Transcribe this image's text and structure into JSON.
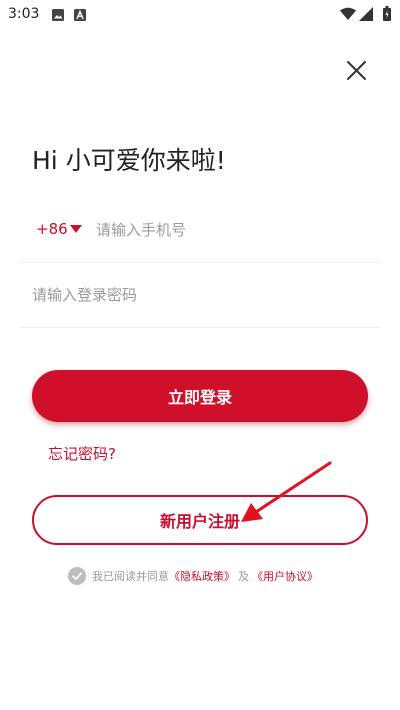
{
  "status_bar": {
    "time": "3:03",
    "icons": [
      "image-icon",
      "a-letter-icon",
      "wifi-icon",
      "signal-icon",
      "battery-icon"
    ]
  },
  "header": {
    "close_icon": "close-icon"
  },
  "greeting": "Hi 小可爱你来啦!",
  "phone": {
    "country_code": "+86",
    "placeholder": "请输入手机号",
    "value": ""
  },
  "password": {
    "placeholder": "请输入登录密码",
    "value": ""
  },
  "login_label": "立即登录",
  "forgot_label": "忘记密码?",
  "register_label": "新用户注册",
  "agreement": {
    "prefix": "我已阅读并同意",
    "privacy_link": "《隐私政策》",
    "separator": "及",
    "user_link": "《用户协议》",
    "checked": true
  },
  "colors": {
    "brand": "#d0102a",
    "text": "#222222",
    "placeholder": "#9a9a9a",
    "checkbox": "#bdbdbd"
  }
}
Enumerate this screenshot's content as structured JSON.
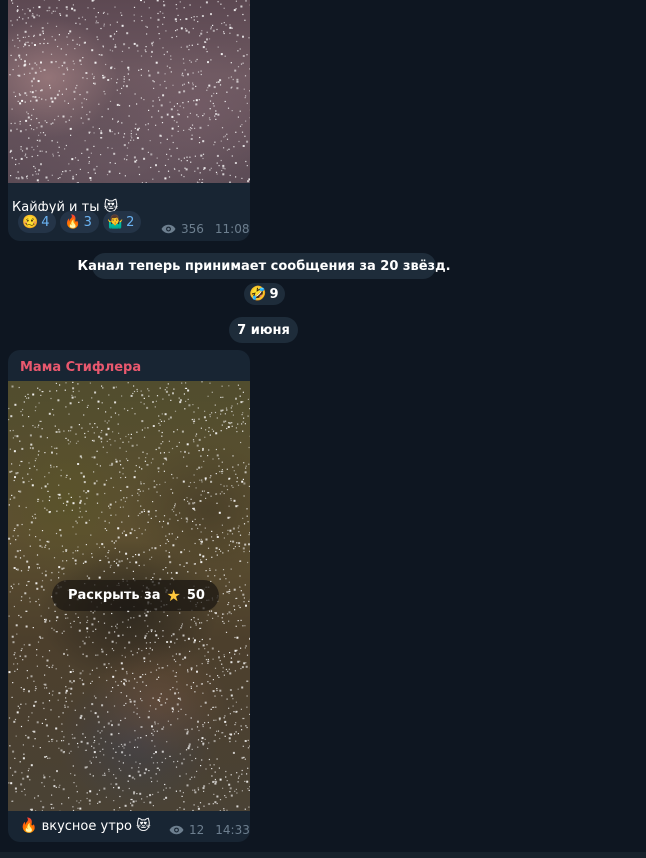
{
  "messages": [
    {
      "caption_text": "Кайфуй и ты",
      "caption_emoji": "😻",
      "reactions": [
        {
          "emoji": "🥴",
          "count": "4"
        },
        {
          "emoji": "🔥",
          "count": "3"
        },
        {
          "emoji": "🤷‍♂️",
          "count": "2"
        }
      ],
      "views": "356",
      "time": "11:08"
    },
    {
      "sender": "Мама Стифлера",
      "reveal_label": "Раскрыть за",
      "reveal_price": "50",
      "caption_emoji_before": "🔥",
      "caption_text": "вкусное утро",
      "caption_emoji_after": "😻",
      "views": "12",
      "time": "14:33"
    }
  ],
  "service_message": {
    "text": "Канал теперь принимает сообщения за 20 звёзд.",
    "reaction_emoji": "🤣",
    "reaction_count": "9"
  },
  "date_separator": "7 июня",
  "icons": {
    "views": "eye-icon",
    "price": "star-icon"
  },
  "colors": {
    "background": "#0e1621",
    "bubble": "#182533",
    "sender_name": "#e9586e",
    "reaction_count": "#6ab3f3",
    "meta": "#6d7f8f",
    "star": "#ffc83d"
  }
}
____________
§ **What is being asked**:
In the records above, find the lines containing "image" and copy them.

§ **Response to the exercise**:
Transcribe this image's text and structure into JSON.
      "image-icon",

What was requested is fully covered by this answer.